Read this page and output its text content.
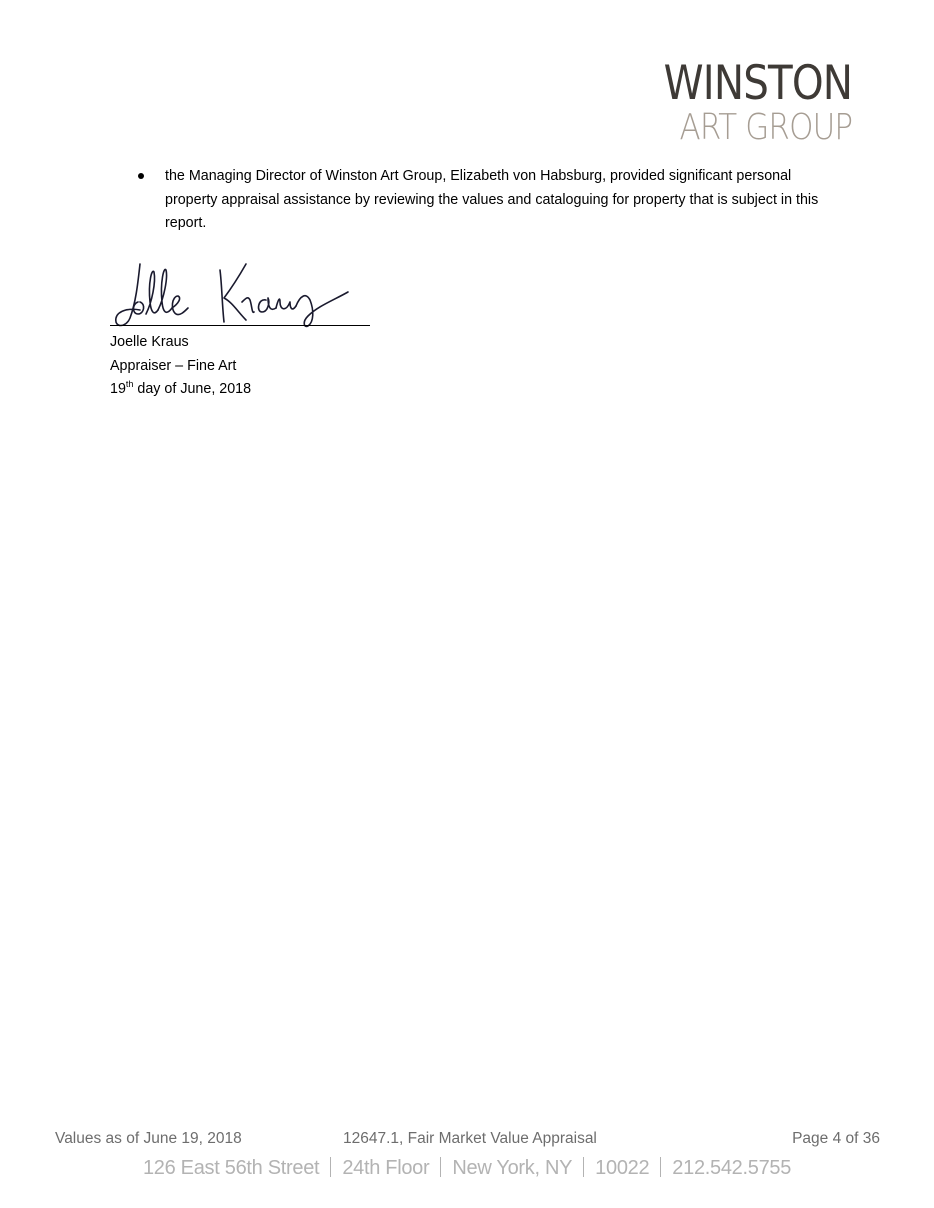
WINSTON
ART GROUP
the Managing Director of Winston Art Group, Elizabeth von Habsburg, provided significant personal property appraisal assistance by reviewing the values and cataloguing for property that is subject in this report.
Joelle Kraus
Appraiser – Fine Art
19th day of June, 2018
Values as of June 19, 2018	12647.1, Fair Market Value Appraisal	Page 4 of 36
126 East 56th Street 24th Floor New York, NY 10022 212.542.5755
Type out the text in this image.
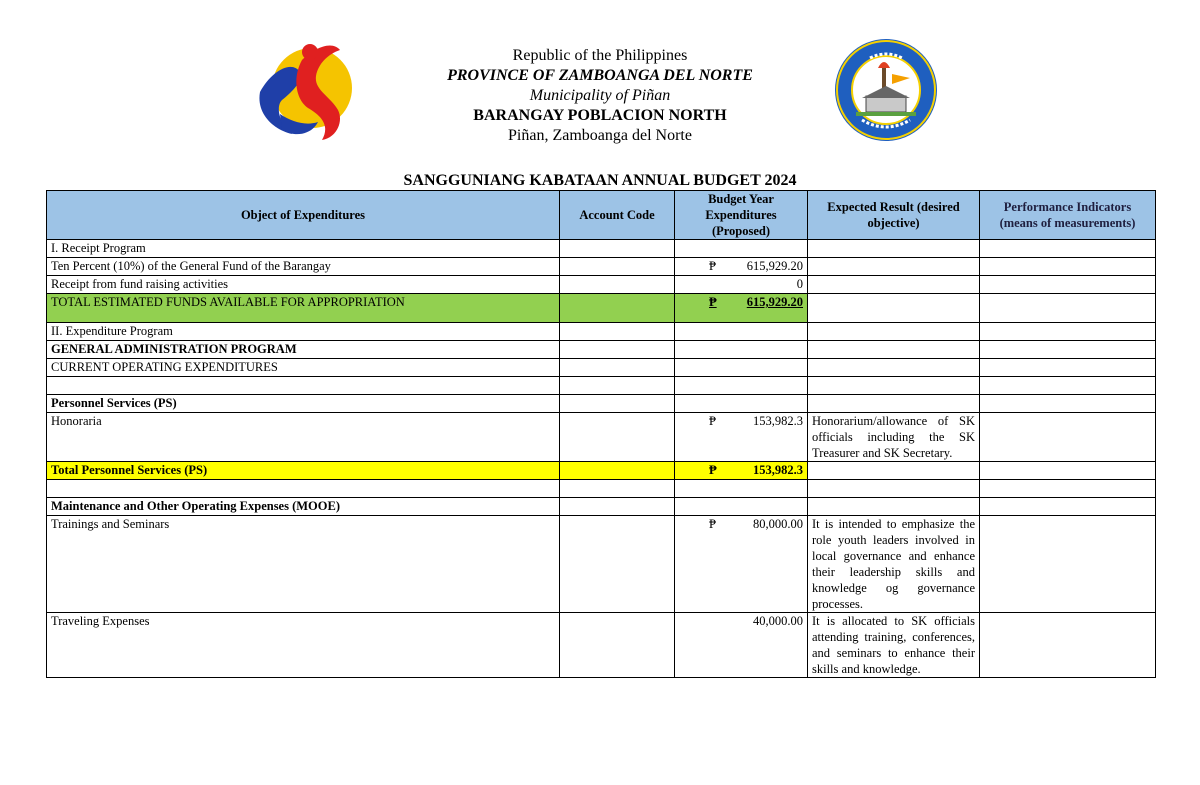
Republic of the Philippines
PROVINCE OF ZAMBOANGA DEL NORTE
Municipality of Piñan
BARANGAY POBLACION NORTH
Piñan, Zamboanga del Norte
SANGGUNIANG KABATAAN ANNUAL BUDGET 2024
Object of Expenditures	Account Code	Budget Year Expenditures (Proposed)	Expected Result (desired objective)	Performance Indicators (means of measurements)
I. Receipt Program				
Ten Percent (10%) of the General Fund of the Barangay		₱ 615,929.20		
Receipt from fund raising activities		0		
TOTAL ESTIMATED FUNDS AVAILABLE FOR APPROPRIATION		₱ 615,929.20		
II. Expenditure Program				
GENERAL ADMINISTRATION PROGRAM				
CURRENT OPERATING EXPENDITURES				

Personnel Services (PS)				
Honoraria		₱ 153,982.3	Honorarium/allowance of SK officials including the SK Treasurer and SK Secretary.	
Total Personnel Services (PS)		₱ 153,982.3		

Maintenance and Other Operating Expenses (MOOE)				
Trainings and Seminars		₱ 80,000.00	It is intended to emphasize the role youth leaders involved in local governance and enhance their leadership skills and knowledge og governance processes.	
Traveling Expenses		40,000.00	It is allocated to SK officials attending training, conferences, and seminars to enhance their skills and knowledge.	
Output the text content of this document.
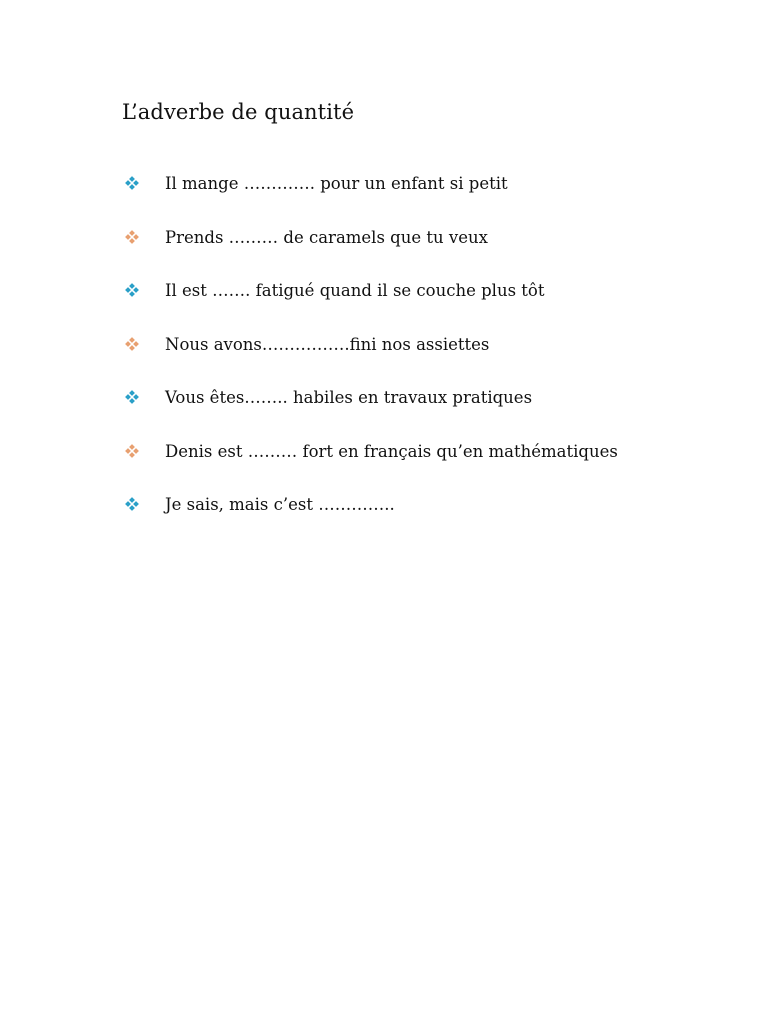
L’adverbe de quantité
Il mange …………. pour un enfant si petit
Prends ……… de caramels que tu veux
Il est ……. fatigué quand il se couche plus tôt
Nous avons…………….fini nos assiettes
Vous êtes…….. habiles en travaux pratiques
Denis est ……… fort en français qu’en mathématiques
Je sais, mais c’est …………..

- - -

→ **Directive**: Search the listing for the string "Piñan". Copy each line where it turns up.

→ **Response to the exercise**:
Municipality of Piñan
Piñan, Zamboanga del Norte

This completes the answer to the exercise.